◆ **Challenge**
Restate every entry word for word.

◆ **Recorded data**
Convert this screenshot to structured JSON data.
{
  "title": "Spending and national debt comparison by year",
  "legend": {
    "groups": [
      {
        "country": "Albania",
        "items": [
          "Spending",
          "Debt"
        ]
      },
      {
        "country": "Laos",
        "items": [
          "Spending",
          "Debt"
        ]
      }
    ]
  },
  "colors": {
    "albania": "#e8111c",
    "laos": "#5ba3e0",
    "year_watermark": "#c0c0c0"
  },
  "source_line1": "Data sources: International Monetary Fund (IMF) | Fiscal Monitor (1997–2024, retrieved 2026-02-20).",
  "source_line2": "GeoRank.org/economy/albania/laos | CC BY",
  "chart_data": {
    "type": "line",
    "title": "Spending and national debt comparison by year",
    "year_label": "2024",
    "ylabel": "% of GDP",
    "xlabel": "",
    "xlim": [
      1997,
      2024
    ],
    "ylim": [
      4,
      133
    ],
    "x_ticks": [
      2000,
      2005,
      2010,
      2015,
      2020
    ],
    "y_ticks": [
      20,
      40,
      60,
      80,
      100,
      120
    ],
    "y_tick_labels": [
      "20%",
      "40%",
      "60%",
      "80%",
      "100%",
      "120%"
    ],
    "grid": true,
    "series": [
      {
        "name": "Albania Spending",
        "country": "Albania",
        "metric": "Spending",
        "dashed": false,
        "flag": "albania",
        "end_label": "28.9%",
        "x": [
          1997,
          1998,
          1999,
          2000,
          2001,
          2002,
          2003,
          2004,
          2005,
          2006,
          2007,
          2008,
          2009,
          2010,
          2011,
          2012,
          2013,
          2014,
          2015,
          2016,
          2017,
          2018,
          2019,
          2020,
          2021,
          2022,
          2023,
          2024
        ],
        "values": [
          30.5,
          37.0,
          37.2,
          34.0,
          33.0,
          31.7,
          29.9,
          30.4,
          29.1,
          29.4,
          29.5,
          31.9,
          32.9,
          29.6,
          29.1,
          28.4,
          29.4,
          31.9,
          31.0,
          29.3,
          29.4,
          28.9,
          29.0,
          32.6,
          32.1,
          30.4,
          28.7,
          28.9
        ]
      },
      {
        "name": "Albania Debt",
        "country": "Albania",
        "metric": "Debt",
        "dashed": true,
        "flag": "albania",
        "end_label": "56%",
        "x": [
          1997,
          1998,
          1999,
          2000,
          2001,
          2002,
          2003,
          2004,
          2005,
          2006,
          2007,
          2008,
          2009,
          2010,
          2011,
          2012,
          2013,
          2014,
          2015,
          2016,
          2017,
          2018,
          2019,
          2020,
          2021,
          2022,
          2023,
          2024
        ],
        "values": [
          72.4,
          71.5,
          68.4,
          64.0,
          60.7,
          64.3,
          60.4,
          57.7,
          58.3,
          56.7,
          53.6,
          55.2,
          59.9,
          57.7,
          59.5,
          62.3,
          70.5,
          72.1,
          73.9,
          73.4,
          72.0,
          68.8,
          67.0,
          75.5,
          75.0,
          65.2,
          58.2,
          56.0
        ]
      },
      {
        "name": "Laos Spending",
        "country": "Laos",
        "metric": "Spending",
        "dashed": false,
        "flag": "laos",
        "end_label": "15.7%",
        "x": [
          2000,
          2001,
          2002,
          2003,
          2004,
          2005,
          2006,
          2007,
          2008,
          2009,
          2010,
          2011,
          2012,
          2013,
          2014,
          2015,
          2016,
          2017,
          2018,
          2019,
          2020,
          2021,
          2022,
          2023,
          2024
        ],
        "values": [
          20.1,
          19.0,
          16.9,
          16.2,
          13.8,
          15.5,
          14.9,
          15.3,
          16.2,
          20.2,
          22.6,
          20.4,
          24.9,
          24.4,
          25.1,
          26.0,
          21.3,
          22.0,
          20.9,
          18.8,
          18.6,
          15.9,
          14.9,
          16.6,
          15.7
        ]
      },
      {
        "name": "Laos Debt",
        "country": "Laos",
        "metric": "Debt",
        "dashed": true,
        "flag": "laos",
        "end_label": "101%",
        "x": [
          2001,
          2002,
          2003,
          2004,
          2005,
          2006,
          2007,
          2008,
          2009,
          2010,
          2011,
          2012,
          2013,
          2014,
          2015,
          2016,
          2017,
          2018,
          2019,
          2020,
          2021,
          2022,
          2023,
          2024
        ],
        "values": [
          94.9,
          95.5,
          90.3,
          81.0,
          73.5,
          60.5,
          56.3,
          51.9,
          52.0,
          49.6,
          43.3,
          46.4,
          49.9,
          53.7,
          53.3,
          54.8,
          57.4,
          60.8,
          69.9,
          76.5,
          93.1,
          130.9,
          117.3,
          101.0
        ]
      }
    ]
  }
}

◆ **Correct result**
Convert this screenshot to structured JSON data.
{
  "title": "Spending and national debt comparison by year",
  "legend": {
    "groups": [
      {
        "country": "Albania",
        "items": [
          "Spending",
          "Debt"
        ]
      },
      {
        "country": "Laos",
        "items": [
          "Spending",
          "Debt"
        ]
      }
    ]
  },
  "colors": {
    "albania": "#e8111c",
    "laos": "#5ba3e0",
    "year_watermark": "#c0c0c0"
  },
  "source_line1": "Data sources: International Monetary Fund (IMF) | Fiscal Monitor (1997–2024, retrieved 2026-02-20).",
  "source_line2": "GeoRank.org/economy/albania/laos | CC BY",
  "chart_data": {
    "type": "line",
    "title": "Spending and national debt comparison by year",
    "year_label": "2024",
    "ylabel": "% of GDP",
    "xlabel": "",
    "xlim": [
      1997,
      2024
    ],
    "ylim": [
      4,
      133
    ],
    "x_ticks": [
      2000,
      2005,
      2010,
      2015,
      2020
    ],
    "y_ticks": [
      20,
      40,
      60,
      80,
      100,
      120
    ],
    "y_tick_labels": [
      "20%",
      "40%",
      "60%",
      "80%",
      "100%",
      "120%"
    ],
    "grid": true,
    "series": [
      {
        "name": "Albania Spending",
        "country": "Albania",
        "metric": "Spending",
        "dashed": false,
        "flag": "albania",
        "end_label": "28.9%",
        "x": [
          1997,
          1998,
          1999,
          2000,
          2001,
          2002,
          2003,
          2004,
          2005,
          2006,
          2007,
          2008,
          2009,
          2010,
          2011,
          2012,
          2013,
          2014,
          2015,
          2016,
          2017,
          2018,
          2019,
          2020,
          2021,
          2022,
          2023,
          2024
        ],
        "values": [
          30.5,
          37.0,
          37.2,
          34.0,
          33.0,
          31.7,
          29.9,
          30.4,
          29.1,
          29.4,
          29.5,
          31.9,
          32.9,
          29.6,
          29.1,
          28.4,
          29.4,
          31.9,
          31.0,
          29.3,
          29.4,
          28.9,
          29.0,
          32.6,
          32.1,
          30.4,
          28.7,
          28.9
        ]
      },
      {
        "name": "Albania Debt",
        "country": "Albania",
        "metric": "Debt",
        "dashed": true,
        "flag": "albania",
        "end_label": "56%",
        "x": [
          1997,
          1998,
          1999,
          2000,
          2001,
          2002,
          2003,
          2004,
          2005,
          2006,
          2007,
          2008,
          2009,
          2010,
          2011,
          2012,
          2013,
          2014,
          2015,
          2016,
          2017,
          2018,
          2019,
          2020,
          2021,
          2022,
          2023,
          2024
        ],
        "values": [
          72.4,
          71.5,
          68.4,
          64.0,
          60.7,
          64.3,
          60.4,
          57.7,
          58.3,
          56.7,
          53.6,
          55.2,
          59.9,
          57.7,
          59.5,
          62.3,
          70.5,
          72.1,
          73.9,
          73.4,
          72.0,
          68.8,
          67.0,
          75.5,
          75.0,
          65.2,
          58.2,
          56.0
        ]
      },
      {
        "name": "Laos Spending",
        "country": "Laos",
        "metric": "Spending",
        "dashed": false,
        "flag": "laos",
        "end_label": "15.7%",
        "x": [
          2000,
          2001,
          2002,
          2003,
          2004,
          2005,
          2006,
          2007,
          2008,
          2009,
          2010,
          2011,
          2012,
          2013,
          2014,
          2015,
          2016,
          2017,
          2018,
          2019,
          2020,
          2021,
          2022,
          2023,
          2024
        ],
        "values": [
          20.1,
          19.0,
          16.9,
          16.2,
          13.8,
          15.5,
          14.9,
          15.3,
          16.2,
          20.2,
          22.6,
          20.4,
          24.9,
          24.4,
          25.1,
          26.0,
          21.3,
          22.0,
          20.9,
          18.8,
          18.6,
          15.9,
          14.9,
          16.6,
          15.7
        ]
      },
      {
        "name": "Laos Debt",
        "country": "Laos",
        "metric": "Debt",
        "dashed": true,
        "flag": "laos",
        "end_label": "101%",
        "x": [
          2001,
          2002,
          2003,
          2004,
          2005,
          2006,
          2007,
          2008,
          2009,
          2010,
          2011,
          2012,
          2013,
          2014,
          2015,
          2016,
          2017,
          2018,
          2019,
          2020,
          2021,
          2022,
          2023,
          2024
        ],
        "values": [
          94.9,
          95.5,
          90.3,
          81.0,
          73.5,
          60.5,
          56.3,
          51.9,
          52.0,
          49.6,
          43.3,
          46.4,
          49.9,
          53.7,
          53.3,
          54.8,
          57.4,
          60.8,
          69.9,
          76.5,
          93.1,
          130.9,
          117.3,
          101.0
        ]
      }
    ]
  }
}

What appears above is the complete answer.